* Data listing

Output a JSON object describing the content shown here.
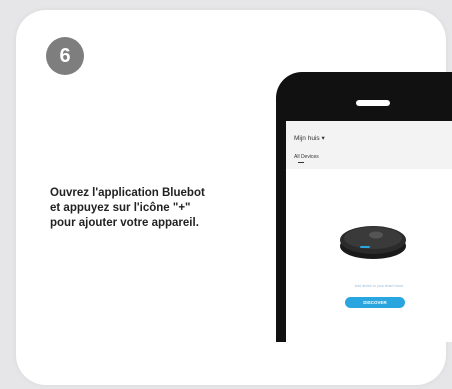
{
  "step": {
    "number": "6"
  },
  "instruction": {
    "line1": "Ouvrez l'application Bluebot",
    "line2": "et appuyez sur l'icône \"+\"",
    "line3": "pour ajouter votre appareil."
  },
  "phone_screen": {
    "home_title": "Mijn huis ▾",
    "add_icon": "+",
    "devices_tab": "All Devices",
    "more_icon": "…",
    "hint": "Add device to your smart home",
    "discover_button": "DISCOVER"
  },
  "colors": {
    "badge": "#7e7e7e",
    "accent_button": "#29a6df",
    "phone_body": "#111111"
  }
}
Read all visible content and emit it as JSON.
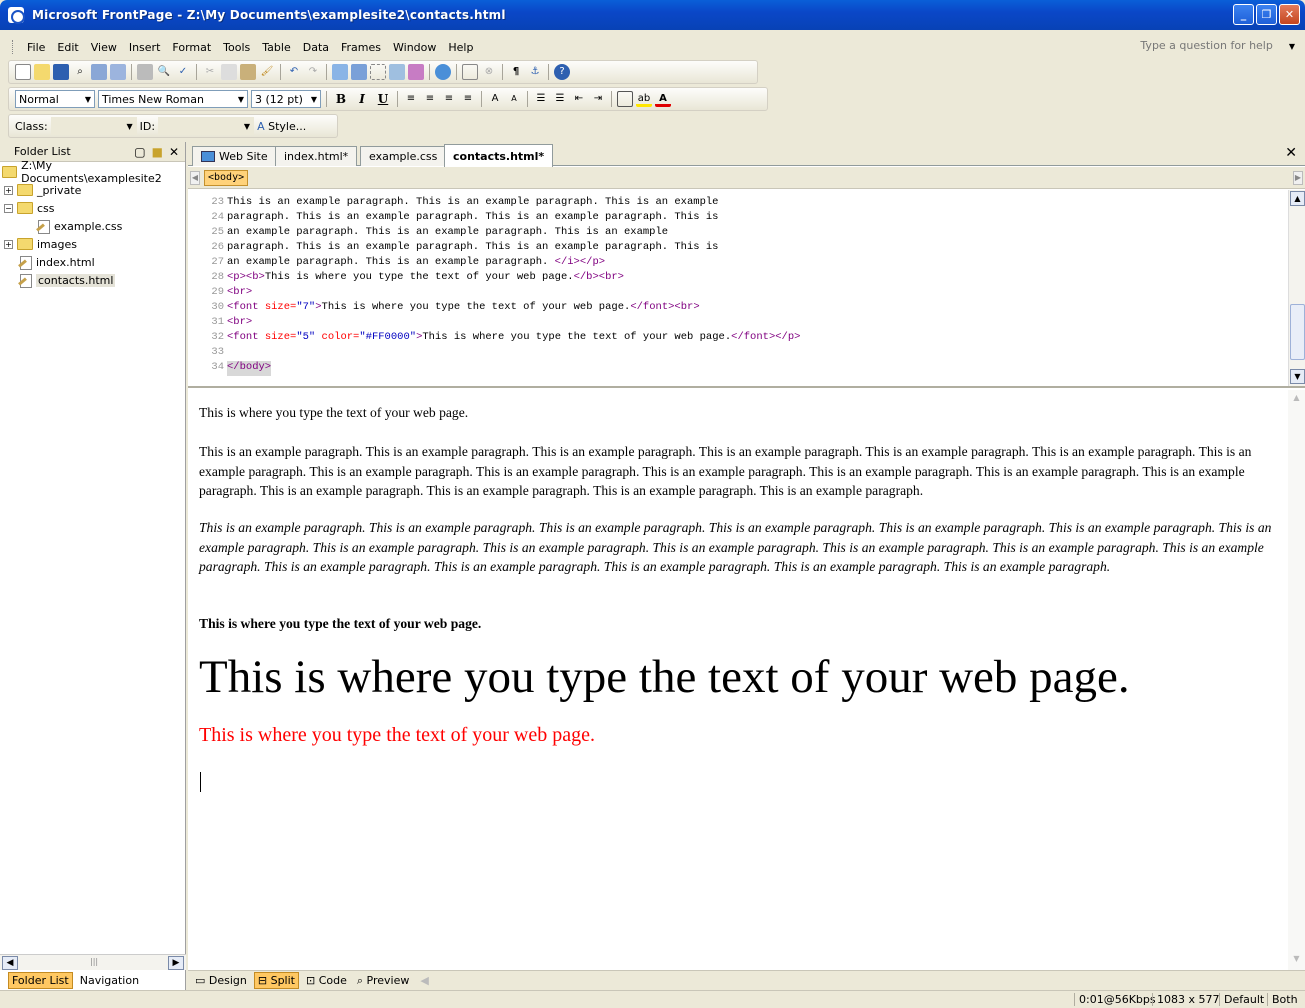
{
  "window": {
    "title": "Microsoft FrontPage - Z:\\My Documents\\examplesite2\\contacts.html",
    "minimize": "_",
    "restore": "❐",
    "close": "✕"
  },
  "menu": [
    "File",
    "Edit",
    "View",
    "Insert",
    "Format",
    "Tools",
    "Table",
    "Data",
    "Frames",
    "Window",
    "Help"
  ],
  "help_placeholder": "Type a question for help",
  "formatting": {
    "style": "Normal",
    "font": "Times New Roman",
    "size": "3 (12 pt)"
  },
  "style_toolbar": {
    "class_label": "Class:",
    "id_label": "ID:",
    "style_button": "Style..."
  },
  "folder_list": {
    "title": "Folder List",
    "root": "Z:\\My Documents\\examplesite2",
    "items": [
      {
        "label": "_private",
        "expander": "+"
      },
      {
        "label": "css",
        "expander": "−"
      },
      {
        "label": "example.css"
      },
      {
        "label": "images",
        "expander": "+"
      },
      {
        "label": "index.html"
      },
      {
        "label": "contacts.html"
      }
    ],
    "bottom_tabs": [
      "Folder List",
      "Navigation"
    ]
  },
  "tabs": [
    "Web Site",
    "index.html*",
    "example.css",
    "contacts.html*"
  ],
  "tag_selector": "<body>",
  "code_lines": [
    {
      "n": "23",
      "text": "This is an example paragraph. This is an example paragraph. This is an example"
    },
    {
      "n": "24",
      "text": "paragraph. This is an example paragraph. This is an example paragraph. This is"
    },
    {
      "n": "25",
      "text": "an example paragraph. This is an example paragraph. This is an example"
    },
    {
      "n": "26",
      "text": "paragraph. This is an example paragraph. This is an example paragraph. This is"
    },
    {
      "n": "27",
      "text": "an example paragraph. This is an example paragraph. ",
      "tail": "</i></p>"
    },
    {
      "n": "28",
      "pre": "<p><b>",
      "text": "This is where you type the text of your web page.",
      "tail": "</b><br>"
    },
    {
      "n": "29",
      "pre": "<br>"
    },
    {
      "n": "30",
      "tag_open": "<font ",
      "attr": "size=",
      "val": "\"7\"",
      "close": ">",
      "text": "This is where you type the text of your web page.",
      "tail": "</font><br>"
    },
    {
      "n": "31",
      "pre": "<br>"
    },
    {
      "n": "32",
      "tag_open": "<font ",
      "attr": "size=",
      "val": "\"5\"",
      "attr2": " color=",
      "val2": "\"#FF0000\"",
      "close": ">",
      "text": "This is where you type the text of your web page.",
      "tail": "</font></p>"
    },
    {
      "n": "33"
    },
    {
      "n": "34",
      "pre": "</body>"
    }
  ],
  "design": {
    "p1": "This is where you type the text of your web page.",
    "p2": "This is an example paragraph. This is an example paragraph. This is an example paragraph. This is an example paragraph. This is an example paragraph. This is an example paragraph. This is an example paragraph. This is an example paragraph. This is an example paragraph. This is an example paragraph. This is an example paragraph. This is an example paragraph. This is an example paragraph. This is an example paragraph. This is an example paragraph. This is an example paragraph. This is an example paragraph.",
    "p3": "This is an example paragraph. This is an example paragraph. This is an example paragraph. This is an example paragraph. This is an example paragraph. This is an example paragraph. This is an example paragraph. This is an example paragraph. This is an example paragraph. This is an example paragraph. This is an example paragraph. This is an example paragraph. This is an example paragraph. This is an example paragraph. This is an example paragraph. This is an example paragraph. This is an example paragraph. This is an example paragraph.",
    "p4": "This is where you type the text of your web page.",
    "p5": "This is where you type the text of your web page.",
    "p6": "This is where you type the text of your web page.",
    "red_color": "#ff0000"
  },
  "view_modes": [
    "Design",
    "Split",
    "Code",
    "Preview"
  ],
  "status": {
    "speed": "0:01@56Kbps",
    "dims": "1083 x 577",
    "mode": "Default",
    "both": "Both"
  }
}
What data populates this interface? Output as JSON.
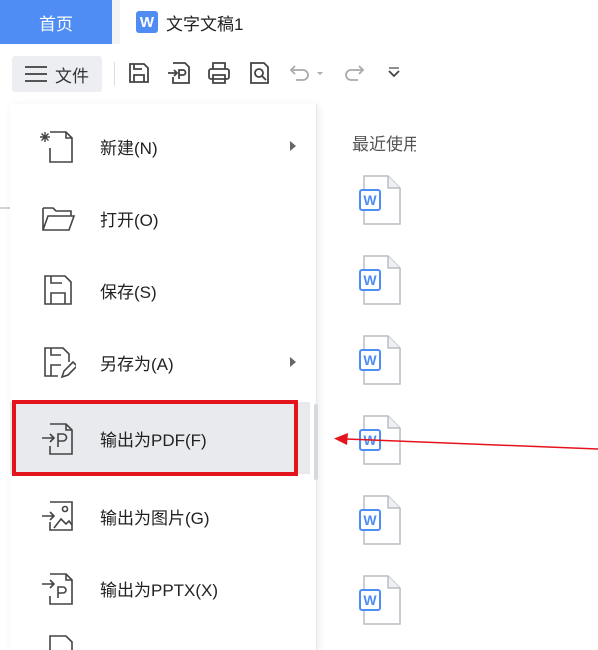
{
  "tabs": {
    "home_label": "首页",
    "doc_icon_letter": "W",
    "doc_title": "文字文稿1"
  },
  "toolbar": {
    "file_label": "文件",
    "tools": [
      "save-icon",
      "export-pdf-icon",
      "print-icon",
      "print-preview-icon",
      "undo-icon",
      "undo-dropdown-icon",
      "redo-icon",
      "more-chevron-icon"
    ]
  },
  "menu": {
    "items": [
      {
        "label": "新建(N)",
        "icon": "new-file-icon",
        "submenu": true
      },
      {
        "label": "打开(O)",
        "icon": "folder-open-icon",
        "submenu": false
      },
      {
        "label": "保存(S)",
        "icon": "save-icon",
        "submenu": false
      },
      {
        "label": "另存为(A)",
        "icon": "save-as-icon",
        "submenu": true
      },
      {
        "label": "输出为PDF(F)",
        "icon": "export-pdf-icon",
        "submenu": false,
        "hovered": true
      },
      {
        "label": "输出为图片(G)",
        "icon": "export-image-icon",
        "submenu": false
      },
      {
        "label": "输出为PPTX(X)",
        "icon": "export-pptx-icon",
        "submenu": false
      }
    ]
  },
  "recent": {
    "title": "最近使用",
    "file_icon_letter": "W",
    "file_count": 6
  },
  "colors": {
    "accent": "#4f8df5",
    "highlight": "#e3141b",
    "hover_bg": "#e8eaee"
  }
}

* Work to be completed
The data above should be repeated exactly, minus any pictures.

* Finished exercise
Output a JSON object describing the content shown here.
{
  "step": {
    "number": "6"
  },
  "instruction": {
    "line1": "Ouvrez l'application Bluebot",
    "line2": "et appuyez sur l'icône \"+\"",
    "line3": "pour ajouter votre appareil."
  },
  "phone_screen": {
    "home_title": "Mijn huis ▾",
    "add_icon": "+",
    "devices_tab": "All Devices",
    "more_icon": "…",
    "hint": "Add device to your smart home",
    "discover_button": "DISCOVER"
  },
  "colors": {
    "badge": "#7e7e7e",
    "accent_button": "#29a6df",
    "phone_body": "#111111"
  }
}
Read all visible content and emit it as JSON.
{
  "window": {
    "title": "Microsoft FrontPage - Z:\\My Documents\\examplesite2\\contacts.html",
    "minimize": "_",
    "restore": "❐",
    "close": "✕"
  },
  "menu": [
    "File",
    "Edit",
    "View",
    "Insert",
    "Format",
    "Tools",
    "Table",
    "Data",
    "Frames",
    "Window",
    "Help"
  ],
  "help_placeholder": "Type a question for help",
  "formatting": {
    "style": "Normal",
    "font": "Times New Roman",
    "size": "3 (12 pt)"
  },
  "style_toolbar": {
    "class_label": "Class:",
    "id_label": "ID:",
    "style_button": "Style..."
  },
  "folder_list": {
    "title": "Folder List",
    "root": "Z:\\My Documents\\examplesite2",
    "items": [
      {
        "label": "_private",
        "expander": "+"
      },
      {
        "label": "css",
        "expander": "−"
      },
      {
        "label": "example.css"
      },
      {
        "label": "images",
        "expander": "+"
      },
      {
        "label": "index.html"
      },
      {
        "label": "contacts.html"
      }
    ],
    "bottom_tabs": [
      "Folder List",
      "Navigation"
    ]
  },
  "tabs": [
    "Web Site",
    "index.html*",
    "example.css",
    "contacts.html*"
  ],
  "tag_selector": "<body>",
  "code_lines": [
    {
      "n": "23",
      "text": "This is an example paragraph. This is an example paragraph. This is an example"
    },
    {
      "n": "24",
      "text": "paragraph. This is an example paragraph. This is an example paragraph. This is"
    },
    {
      "n": "25",
      "text": "an example paragraph. This is an example paragraph. This is an example"
    },
    {
      "n": "26",
      "text": "paragraph. This is an example paragraph. This is an example paragraph. This is"
    },
    {
      "n": "27",
      "text": "an example paragraph. This is an example paragraph. ",
      "tail": "</i></p>"
    },
    {
      "n": "28",
      "pre": "<p><b>",
      "text": "This is where you type the text of your web page.",
      "tail": "</b><br>"
    },
    {
      "n": "29",
      "pre": "<br>"
    },
    {
      "n": "30",
      "tag_open": "<font ",
      "attr": "size=",
      "val": "\"7\"",
      "close": ">",
      "text": "This is where you type the text of your web page.",
      "tail": "</font><br>"
    },
    {
      "n": "31",
      "pre": "<br>"
    },
    {
      "n": "32",
      "tag_open": "<font ",
      "attr": "size=",
      "val": "\"5\"",
      "attr2": " color=",
      "val2": "\"#FF0000\"",
      "close": ">",
      "text": "This is where you type the text of your web page.",
      "tail": "</font></p>"
    },
    {
      "n": "33"
    },
    {
      "n": "34",
      "pre": "</body>"
    }
  ],
  "design": {
    "p1": "This is where you type the text of your web page.",
    "p2": "This is an example paragraph. This is an example paragraph. This is an example paragraph. This is an example paragraph. This is an example paragraph. This is an example paragraph. This is an example paragraph. This is an example paragraph. This is an example paragraph. This is an example paragraph. This is an example paragraph. This is an example paragraph. This is an example paragraph. This is an example paragraph. This is an example paragraph. This is an example paragraph. This is an example paragraph.",
    "p3": "This is an example paragraph. This is an example paragraph. This is an example paragraph. This is an example paragraph. This is an example paragraph. This is an example paragraph. This is an example paragraph. This is an example paragraph. This is an example paragraph. This is an example paragraph. This is an example paragraph. This is an example paragraph. This is an example paragraph. This is an example paragraph. This is an example paragraph. This is an example paragraph. This is an example paragraph. This is an example paragraph.",
    "p4": "This is where you type the text of your web page.",
    "p5": "This is where you type the text of your web page.",
    "p6": "This is where you type the text of your web page.",
    "red_color": "#ff0000"
  },
  "view_modes": [
    "Design",
    "Split",
    "Code",
    "Preview"
  ],
  "status": {
    "speed": "0:01@56Kbps",
    "dims": "1083 x 577",
    "mode": "Default",
    "both": "Both"
  }
}
What data populates this interface? Output as JSON.
{
  "tabs": {
    "home_label": "首页",
    "doc_icon_letter": "W",
    "doc_title": "文字文稿1"
  },
  "toolbar": {
    "file_label": "文件",
    "tools": [
      "save-icon",
      "export-pdf-icon",
      "print-icon",
      "print-preview-icon",
      "undo-icon",
      "undo-dropdown-icon",
      "redo-icon",
      "more-chevron-icon"
    ]
  },
  "menu": {
    "items": [
      {
        "label": "新建(N)",
        "icon": "new-file-icon",
        "submenu": true
      },
      {
        "label": "打开(O)",
        "icon": "folder-open-icon",
        "submenu": false
      },
      {
        "label": "保存(S)",
        "icon": "save-icon",
        "submenu": false
      },
      {
        "label": "另存为(A)",
        "icon": "save-as-icon",
        "submenu": true
      },
      {
        "label": "输出为PDF(F)",
        "icon": "export-pdf-icon",
        "submenu": false,
        "hovered": true
      },
      {
        "label": "输出为图片(G)",
        "icon": "export-image-icon",
        "submenu": false
      },
      {
        "label": "输出为PPTX(X)",
        "icon": "export-pptx-icon",
        "submenu": false
      }
    ]
  },
  "recent": {
    "title": "最近使用",
    "file_icon_letter": "W",
    "file_count": 6
  },
  "colors": {
    "accent": "#4f8df5",
    "highlight": "#e3141b",
    "hover_bg": "#e8eaee"
  }
}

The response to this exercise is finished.